● What is being asked: Repeat the listing below in full, exactly as it stands.

**** The records

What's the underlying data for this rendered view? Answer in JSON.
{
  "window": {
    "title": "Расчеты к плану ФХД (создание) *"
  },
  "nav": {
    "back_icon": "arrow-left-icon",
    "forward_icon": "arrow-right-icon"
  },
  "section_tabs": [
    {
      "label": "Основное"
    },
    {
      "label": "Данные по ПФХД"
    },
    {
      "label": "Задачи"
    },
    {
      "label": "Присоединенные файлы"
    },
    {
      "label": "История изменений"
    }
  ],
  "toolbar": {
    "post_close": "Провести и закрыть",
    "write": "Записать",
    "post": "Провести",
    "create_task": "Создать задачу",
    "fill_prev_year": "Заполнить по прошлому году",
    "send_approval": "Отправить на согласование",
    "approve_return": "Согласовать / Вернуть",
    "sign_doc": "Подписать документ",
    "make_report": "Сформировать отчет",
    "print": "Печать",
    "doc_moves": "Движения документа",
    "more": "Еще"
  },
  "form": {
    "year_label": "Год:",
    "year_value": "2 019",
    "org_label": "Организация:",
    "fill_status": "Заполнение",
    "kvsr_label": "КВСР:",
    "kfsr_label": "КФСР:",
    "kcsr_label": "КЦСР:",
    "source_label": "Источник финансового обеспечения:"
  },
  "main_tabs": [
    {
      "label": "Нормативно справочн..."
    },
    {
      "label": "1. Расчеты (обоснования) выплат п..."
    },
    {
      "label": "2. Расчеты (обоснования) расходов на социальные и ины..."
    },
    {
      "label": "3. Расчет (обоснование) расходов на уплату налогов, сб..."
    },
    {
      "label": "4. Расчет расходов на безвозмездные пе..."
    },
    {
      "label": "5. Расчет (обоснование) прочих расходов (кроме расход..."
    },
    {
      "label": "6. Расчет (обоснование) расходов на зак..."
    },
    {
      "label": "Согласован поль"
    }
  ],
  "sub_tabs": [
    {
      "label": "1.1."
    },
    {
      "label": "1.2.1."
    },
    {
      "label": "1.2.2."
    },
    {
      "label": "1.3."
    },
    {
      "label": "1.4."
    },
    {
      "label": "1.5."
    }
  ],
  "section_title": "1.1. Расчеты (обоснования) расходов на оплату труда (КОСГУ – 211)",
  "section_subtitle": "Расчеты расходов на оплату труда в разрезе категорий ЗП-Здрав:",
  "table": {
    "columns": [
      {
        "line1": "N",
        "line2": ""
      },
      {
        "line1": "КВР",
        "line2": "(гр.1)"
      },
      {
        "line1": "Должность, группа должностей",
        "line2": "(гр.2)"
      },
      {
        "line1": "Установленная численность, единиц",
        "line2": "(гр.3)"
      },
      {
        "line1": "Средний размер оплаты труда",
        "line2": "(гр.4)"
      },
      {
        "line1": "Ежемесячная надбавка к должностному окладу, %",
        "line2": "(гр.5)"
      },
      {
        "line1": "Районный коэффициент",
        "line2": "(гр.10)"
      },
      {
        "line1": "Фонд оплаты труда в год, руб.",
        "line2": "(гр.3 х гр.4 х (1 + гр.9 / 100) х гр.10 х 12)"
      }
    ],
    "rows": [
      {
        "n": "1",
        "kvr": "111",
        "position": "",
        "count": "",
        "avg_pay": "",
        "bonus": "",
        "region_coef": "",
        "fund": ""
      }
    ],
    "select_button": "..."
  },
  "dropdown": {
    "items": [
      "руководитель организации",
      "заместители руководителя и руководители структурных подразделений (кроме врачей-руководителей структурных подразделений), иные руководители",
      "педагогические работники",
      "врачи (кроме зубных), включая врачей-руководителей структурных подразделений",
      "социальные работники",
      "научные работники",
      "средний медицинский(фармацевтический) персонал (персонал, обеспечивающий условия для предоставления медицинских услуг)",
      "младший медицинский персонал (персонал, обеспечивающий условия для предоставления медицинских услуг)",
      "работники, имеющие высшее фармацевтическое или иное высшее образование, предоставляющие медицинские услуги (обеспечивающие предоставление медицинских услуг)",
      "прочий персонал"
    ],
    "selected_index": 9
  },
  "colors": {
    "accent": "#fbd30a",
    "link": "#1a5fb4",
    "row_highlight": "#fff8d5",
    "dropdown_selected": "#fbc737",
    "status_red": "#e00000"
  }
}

********

● Full output:
What's the underlying data for this rendered view? Answer in JSON.
{
  "window": {
    "title": "Расчеты к плану ФХД (создание) *"
  },
  "nav": {
    "back_icon": "arrow-left-icon",
    "forward_icon": "arrow-right-icon"
  },
  "section_tabs": [
    {
      "label": "Основное"
    },
    {
      "label": "Данные по ПФХД"
    },
    {
      "label": "Задачи"
    },
    {
      "label": "Присоединенные файлы"
    },
    {
      "label": "История изменений"
    }
  ],
  "toolbar": {
    "post_close": "Провести и закрыть",
    "write": "Записать",
    "post": "Провести",
    "create_task": "Создать задачу",
    "fill_prev_year": "Заполнить по прошлому году",
    "send_approval": "Отправить на согласование",
    "approve_return": "Согласовать / Вернуть",
    "sign_doc": "Подписать документ",
    "make_report": "Сформировать отчет",
    "print": "Печать",
    "doc_moves": "Движения документа",
    "more": "Еще"
  },
  "form": {
    "year_label": "Год:",
    "year_value": "2 019",
    "org_label": "Организация:",
    "fill_status": "Заполнение",
    "kvsr_label": "КВСР:",
    "kfsr_label": "КФСР:",
    "kcsr_label": "КЦСР:",
    "source_label": "Источник финансового обеспечения:"
  },
  "main_tabs": [
    {
      "label": "Нормативно справочн..."
    },
    {
      "label": "1. Расчеты (обоснования) выплат п..."
    },
    {
      "label": "2. Расчеты (обоснования) расходов на социальные и ины..."
    },
    {
      "label": "3. Расчет (обоснование) расходов на уплату налогов, сб..."
    },
    {
      "label": "4. Расчет расходов на безвозмездные пе..."
    },
    {
      "label": "5. Расчет (обоснование) прочих расходов (кроме расход..."
    },
    {
      "label": "6. Расчет (обоснование) расходов на зак..."
    },
    {
      "label": "Согласован поль"
    }
  ],
  "sub_tabs": [
    {
      "label": "1.1."
    },
    {
      "label": "1.2.1."
    },
    {
      "label": "1.2.2."
    },
    {
      "label": "1.3."
    },
    {
      "label": "1.4."
    },
    {
      "label": "1.5."
    }
  ],
  "section_title": "1.1. Расчеты (обоснования) расходов на оплату труда (КОСГУ – 211)",
  "section_subtitle": "Расчеты расходов на оплату труда в разрезе категорий ЗП-Здрав:",
  "table": {
    "columns": [
      {
        "line1": "N",
        "line2": ""
      },
      {
        "line1": "КВР",
        "line2": "(гр.1)"
      },
      {
        "line1": "Должность, группа должностей",
        "line2": "(гр.2)"
      },
      {
        "line1": "Установленная численность, единиц",
        "line2": "(гр.3)"
      },
      {
        "line1": "Средний размер оплаты труда",
        "line2": "(гр.4)"
      },
      {
        "line1": "Ежемесячная надбавка к должностному окладу, %",
        "line2": "(гр.5)"
      },
      {
        "line1": "Районный коэффициент",
        "line2": "(гр.10)"
      },
      {
        "line1": "Фонд оплаты труда в год, руб.",
        "line2": "(гр.3 х гр.4 х (1 + гр.9 / 100) х гр.10 х 12)"
      }
    ],
    "rows": [
      {
        "n": "1",
        "kvr": "111",
        "position": "",
        "count": "",
        "avg_pay": "",
        "bonus": "",
        "region_coef": "",
        "fund": ""
      }
    ],
    "select_button": "..."
  },
  "dropdown": {
    "items": [
      "руководитель организации",
      "заместители руководителя и руководители структурных подразделений (кроме врачей-руководителей структурных подразделений), иные руководители",
      "педагогические работники",
      "врачи (кроме зубных), включая врачей-руководителей структурных подразделений",
      "социальные работники",
      "научные работники",
      "средний медицинский(фармацевтический) персонал (персонал, обеспечивающий условия для предоставления медицинских услуг)",
      "младший медицинский персонал (персонал, обеспечивающий условия для предоставления медицинских услуг)",
      "работники, имеющие высшее фармацевтическое или иное высшее образование, предоставляющие медицинские услуги (обеспечивающие предоставление медицинских услуг)",
      "прочий персонал"
    ],
    "selected_index": 9
  },
  "colors": {
    "accent": "#fbd30a",
    "link": "#1a5fb4",
    "row_highlight": "#fff8d5",
    "dropdown_selected": "#fbc737",
    "status_red": "#e00000"
  }
}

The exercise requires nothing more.